Extract all lines in the data that contain the word "организациях".

(Stored dataset items)
□ □ □ □ □ □ □
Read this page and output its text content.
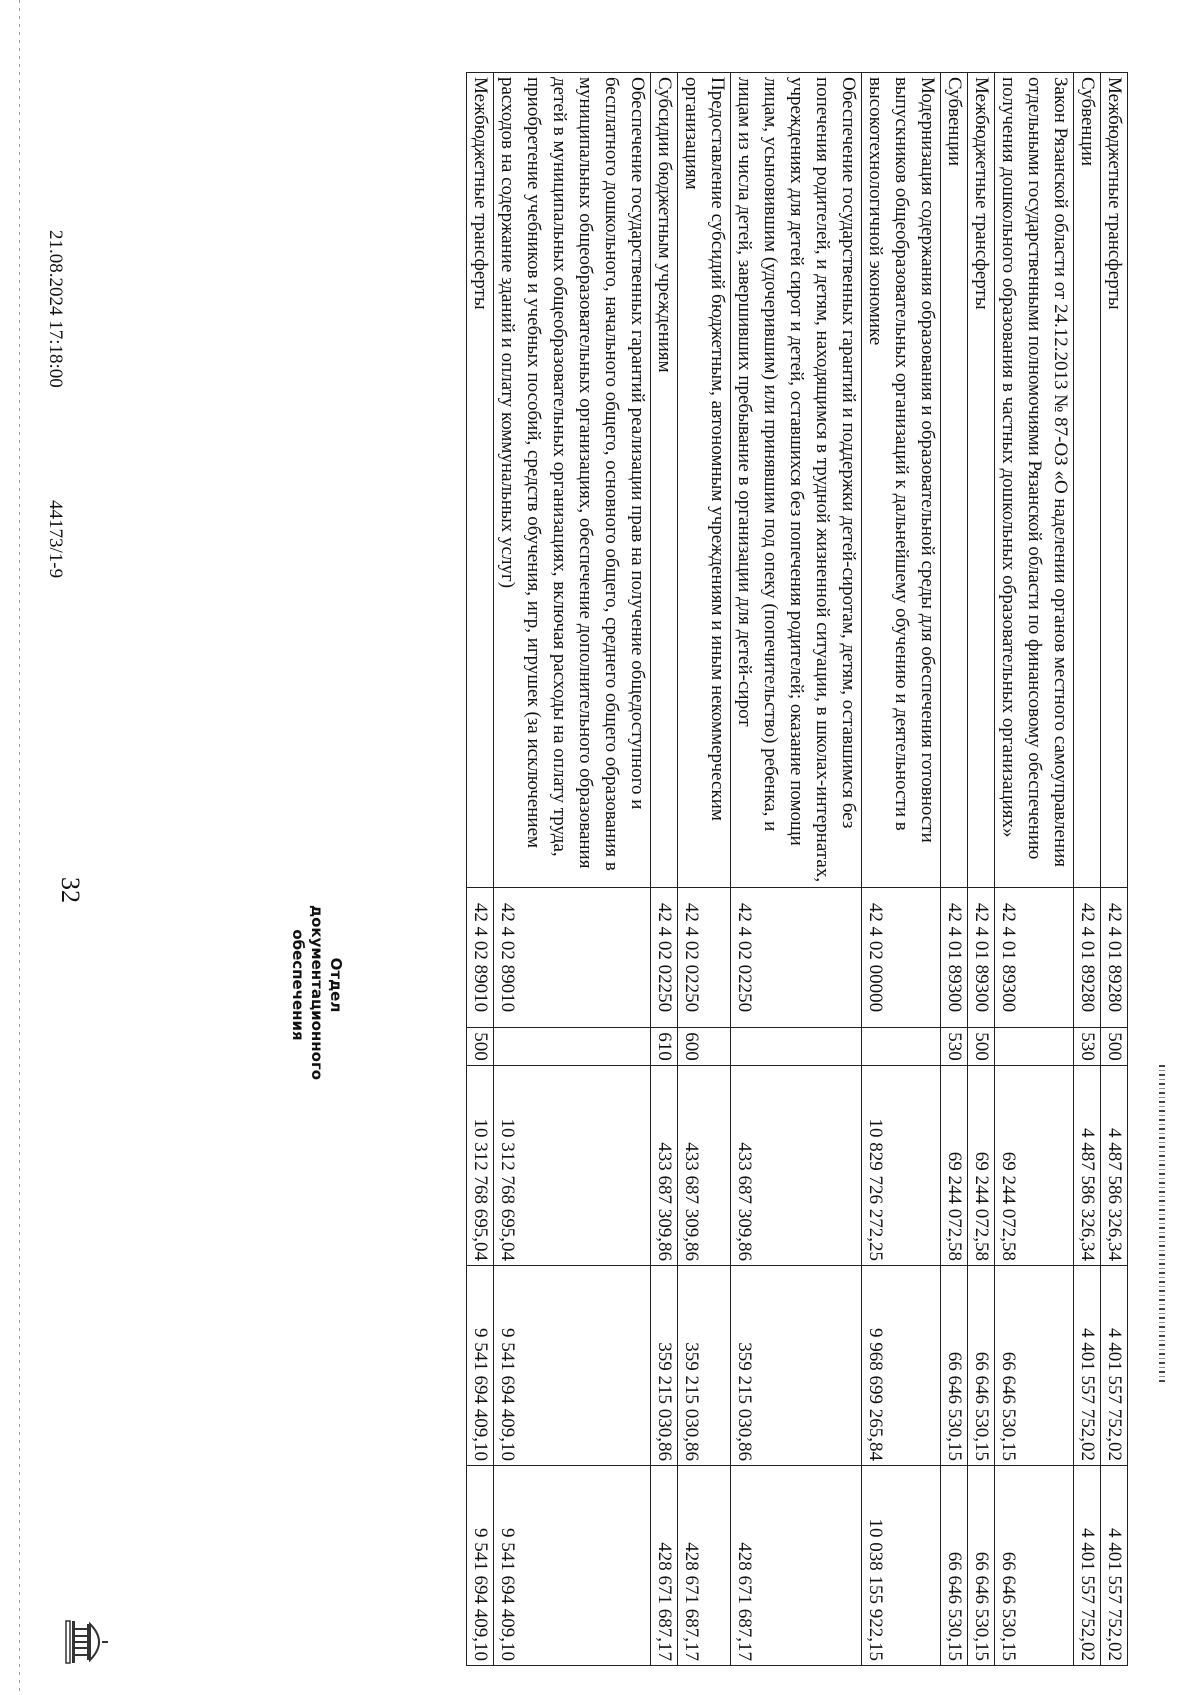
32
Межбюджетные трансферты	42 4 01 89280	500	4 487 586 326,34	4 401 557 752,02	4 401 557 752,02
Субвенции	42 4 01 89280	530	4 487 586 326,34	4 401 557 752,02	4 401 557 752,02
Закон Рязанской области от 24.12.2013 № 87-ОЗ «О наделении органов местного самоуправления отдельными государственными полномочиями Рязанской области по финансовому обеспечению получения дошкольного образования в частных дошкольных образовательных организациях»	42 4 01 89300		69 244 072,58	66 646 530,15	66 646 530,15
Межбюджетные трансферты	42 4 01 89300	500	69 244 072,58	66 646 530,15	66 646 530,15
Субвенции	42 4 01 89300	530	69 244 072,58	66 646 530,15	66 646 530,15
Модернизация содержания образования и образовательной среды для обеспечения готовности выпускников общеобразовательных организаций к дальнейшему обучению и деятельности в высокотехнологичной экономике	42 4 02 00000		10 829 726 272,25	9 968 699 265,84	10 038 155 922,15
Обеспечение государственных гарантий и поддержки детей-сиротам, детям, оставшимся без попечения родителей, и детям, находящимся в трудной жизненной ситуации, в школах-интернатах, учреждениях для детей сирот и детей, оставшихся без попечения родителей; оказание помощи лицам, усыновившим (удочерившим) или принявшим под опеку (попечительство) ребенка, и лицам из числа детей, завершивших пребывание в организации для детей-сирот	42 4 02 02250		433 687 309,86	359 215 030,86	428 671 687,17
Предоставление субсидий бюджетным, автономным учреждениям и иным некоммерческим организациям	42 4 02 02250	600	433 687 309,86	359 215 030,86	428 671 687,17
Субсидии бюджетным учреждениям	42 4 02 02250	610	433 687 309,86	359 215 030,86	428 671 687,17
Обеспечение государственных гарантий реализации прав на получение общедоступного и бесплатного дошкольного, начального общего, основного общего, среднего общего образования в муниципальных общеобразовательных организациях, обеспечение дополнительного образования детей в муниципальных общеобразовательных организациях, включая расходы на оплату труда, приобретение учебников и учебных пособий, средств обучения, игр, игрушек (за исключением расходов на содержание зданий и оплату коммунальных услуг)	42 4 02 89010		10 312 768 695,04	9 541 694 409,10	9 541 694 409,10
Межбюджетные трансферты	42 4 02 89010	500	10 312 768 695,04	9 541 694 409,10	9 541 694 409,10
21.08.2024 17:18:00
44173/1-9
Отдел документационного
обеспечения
□ □ □ □ □ □ □
ANSWER TO THE TASK:
Закон Рязанской области от 24.12.2013 № 87-ОЗ «О наделении органов местного самоуправления отдельными государственными полномочиями Рязанской области по финансовому обеспечению получения дошкольного образования в частных дошкольных образовательных организациях»	42 4 01 89300		69 244 072,58	66 646 530,15	66 646 530,15
Обеспечение государственных гарантий реализации прав на получение общедоступного и бесплатного дошкольного, начального общего, основного общего, среднего общего образования в муниципальных общеобразовательных организациях, обеспечение дополнительного образования детей в муниципальных общеобразовательных организациях, включая расходы на оплату труда, приобретение учебников и учебных пособий, средств обучения, игр, игрушек (за исключением расходов на содержание зданий и оплату коммунальных услуг)	42 4 02 89010		10 312 768 695,04	9 541 694 409,10	9 541 694 409,10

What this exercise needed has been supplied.